> **EXERCISE REQUIREMENTS**: From the listing below, pull out all lines with "this" in them.

> **DATA FOR PROCESSING**:
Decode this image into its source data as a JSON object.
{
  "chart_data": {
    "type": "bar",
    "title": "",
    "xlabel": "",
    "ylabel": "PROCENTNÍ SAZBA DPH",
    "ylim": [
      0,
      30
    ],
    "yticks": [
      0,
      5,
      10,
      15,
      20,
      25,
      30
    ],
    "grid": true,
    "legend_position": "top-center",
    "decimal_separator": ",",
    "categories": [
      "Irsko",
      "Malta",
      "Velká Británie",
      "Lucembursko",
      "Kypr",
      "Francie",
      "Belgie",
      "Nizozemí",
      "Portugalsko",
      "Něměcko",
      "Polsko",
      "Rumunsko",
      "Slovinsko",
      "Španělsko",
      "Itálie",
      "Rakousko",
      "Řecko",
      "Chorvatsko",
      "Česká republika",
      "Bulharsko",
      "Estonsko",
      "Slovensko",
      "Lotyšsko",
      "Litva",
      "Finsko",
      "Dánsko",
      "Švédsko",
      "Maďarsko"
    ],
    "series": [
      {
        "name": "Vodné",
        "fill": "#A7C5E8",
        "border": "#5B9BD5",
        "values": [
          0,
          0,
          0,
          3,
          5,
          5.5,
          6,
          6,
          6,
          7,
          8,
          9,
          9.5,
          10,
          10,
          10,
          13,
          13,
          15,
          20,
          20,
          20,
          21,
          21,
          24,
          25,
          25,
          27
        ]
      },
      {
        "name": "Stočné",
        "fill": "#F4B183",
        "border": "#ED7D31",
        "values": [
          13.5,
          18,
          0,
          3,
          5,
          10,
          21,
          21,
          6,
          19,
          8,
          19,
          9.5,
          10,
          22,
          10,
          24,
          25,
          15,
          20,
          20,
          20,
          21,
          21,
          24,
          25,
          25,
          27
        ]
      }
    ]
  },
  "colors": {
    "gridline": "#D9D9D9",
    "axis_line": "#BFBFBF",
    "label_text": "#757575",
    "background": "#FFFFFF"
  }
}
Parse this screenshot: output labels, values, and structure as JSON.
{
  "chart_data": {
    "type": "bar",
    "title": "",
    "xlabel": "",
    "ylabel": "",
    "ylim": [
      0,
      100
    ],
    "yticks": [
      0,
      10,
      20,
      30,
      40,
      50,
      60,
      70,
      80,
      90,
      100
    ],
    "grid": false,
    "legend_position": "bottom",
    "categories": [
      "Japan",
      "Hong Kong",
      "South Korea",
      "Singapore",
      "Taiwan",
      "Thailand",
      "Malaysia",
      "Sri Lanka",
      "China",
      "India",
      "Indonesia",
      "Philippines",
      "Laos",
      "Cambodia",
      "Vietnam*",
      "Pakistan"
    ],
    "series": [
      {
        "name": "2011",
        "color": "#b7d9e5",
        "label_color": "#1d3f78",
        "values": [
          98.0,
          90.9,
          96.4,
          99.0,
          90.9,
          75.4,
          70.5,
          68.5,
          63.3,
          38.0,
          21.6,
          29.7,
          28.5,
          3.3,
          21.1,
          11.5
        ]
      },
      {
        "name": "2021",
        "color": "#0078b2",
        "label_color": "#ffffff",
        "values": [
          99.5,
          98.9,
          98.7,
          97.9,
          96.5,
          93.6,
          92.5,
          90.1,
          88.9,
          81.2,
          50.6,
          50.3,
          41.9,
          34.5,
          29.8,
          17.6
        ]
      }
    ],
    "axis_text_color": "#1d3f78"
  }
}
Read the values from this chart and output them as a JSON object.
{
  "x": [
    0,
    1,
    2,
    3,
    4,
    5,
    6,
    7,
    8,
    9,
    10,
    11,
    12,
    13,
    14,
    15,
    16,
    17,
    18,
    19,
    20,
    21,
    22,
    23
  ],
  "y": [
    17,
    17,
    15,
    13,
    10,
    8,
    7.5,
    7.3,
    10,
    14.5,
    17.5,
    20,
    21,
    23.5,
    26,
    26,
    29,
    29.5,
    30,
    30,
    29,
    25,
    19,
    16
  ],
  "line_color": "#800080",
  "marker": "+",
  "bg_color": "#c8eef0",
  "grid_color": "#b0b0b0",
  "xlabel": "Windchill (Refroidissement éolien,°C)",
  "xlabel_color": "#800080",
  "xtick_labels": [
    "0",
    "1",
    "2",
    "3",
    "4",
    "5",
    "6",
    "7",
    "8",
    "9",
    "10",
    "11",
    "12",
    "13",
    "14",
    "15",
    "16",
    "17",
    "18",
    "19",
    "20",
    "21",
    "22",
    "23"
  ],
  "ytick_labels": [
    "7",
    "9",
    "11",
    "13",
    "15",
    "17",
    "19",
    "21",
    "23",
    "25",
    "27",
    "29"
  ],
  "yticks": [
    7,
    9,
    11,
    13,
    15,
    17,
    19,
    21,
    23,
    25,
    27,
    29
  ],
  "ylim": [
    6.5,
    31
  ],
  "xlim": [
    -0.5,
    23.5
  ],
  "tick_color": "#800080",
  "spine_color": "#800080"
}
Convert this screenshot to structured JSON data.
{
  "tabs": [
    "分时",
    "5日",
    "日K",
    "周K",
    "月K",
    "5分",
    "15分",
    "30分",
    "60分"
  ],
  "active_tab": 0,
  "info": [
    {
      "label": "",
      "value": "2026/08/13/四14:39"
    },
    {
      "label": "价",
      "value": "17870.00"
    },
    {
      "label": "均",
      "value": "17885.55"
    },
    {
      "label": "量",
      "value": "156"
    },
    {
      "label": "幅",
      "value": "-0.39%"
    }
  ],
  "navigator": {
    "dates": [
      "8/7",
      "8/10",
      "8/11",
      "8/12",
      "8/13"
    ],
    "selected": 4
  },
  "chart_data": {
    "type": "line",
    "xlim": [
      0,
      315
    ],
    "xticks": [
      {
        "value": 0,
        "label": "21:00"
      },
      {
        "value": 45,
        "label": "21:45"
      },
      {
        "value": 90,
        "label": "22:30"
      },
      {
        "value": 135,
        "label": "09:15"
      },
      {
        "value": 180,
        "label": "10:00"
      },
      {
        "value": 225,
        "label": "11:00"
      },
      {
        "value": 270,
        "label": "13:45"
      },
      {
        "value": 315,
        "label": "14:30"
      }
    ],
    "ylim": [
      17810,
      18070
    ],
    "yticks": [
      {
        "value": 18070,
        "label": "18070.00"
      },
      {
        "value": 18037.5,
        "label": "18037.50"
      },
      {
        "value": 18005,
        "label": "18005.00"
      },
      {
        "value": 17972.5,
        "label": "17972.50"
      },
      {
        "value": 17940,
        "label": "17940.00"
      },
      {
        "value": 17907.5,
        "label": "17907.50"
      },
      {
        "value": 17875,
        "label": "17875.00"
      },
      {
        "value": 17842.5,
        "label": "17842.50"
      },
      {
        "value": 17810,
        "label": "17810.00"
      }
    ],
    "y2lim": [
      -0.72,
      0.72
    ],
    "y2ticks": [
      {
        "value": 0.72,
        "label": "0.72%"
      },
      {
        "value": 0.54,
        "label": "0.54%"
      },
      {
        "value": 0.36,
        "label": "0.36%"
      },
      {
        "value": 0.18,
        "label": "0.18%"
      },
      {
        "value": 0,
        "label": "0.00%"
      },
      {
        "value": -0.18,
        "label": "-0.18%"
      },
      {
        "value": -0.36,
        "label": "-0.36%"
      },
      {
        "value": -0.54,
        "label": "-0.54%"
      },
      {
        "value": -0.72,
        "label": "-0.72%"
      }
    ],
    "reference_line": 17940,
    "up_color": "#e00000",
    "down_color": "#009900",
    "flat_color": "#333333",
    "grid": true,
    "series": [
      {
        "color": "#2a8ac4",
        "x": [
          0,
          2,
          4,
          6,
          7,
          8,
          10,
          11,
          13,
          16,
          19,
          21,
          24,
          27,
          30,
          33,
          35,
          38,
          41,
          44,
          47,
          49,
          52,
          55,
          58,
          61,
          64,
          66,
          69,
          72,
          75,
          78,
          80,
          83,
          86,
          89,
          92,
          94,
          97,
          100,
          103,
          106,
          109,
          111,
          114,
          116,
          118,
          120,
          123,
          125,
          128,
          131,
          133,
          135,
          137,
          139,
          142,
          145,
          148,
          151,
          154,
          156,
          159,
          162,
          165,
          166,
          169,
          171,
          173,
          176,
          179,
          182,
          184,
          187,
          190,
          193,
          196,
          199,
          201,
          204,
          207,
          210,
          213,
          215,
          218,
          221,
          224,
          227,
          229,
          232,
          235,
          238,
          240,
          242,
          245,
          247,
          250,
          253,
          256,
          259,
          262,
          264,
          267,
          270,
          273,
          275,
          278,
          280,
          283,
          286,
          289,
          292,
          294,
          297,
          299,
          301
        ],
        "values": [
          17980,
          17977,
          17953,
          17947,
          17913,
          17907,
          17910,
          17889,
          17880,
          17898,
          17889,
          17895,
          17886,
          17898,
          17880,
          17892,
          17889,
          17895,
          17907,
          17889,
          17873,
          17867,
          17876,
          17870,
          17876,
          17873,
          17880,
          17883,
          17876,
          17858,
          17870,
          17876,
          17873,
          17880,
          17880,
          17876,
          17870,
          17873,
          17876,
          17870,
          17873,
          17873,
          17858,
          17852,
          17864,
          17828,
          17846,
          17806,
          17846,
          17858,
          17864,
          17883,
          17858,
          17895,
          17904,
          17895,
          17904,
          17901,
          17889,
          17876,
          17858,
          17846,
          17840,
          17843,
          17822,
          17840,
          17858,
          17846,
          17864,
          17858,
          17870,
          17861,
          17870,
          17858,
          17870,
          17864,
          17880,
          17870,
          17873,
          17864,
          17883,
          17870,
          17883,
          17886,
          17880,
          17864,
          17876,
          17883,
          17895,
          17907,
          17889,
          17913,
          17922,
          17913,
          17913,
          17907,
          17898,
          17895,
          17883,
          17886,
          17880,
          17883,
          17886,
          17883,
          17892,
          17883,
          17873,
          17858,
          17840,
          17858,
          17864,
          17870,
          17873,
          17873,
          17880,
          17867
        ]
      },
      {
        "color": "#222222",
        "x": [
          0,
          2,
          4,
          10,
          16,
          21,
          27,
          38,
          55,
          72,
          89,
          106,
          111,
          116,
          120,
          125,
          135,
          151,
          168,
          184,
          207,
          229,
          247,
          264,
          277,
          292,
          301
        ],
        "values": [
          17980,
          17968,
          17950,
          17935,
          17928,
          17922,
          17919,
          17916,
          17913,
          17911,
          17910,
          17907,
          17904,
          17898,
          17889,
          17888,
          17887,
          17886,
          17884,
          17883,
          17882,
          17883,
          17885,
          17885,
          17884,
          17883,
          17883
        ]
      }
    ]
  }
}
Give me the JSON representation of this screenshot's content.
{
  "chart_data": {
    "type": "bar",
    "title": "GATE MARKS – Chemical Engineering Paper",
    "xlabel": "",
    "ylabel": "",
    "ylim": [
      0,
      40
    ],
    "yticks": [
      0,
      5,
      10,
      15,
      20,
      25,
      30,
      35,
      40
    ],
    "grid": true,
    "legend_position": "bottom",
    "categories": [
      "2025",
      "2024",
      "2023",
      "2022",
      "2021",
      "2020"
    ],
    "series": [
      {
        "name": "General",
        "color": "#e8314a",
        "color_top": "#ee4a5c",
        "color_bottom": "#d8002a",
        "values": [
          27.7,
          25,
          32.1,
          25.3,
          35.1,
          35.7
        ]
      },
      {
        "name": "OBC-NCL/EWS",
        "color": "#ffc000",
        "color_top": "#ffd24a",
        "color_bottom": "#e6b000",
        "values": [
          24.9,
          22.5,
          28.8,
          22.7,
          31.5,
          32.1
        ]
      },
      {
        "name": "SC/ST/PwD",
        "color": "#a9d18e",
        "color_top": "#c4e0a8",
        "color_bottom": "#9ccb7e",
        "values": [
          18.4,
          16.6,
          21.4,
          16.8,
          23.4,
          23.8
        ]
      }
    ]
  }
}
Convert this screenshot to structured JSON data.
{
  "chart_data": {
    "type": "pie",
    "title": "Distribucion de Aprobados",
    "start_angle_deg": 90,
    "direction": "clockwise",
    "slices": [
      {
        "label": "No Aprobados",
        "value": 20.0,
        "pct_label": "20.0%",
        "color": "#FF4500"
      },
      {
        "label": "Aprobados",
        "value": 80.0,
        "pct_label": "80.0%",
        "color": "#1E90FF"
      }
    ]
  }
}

> **TASK OUTPUT**:
Decode this image into its source data as a JSON object.
Parse this screenshot: output labels, values, and structure as JSON.
Read the values from this chart and output them as a JSON object.
Convert this screenshot to structured JSON data.
Give me the JSON representation of this screenshot's content.
Convert this screenshot to structured JSON data.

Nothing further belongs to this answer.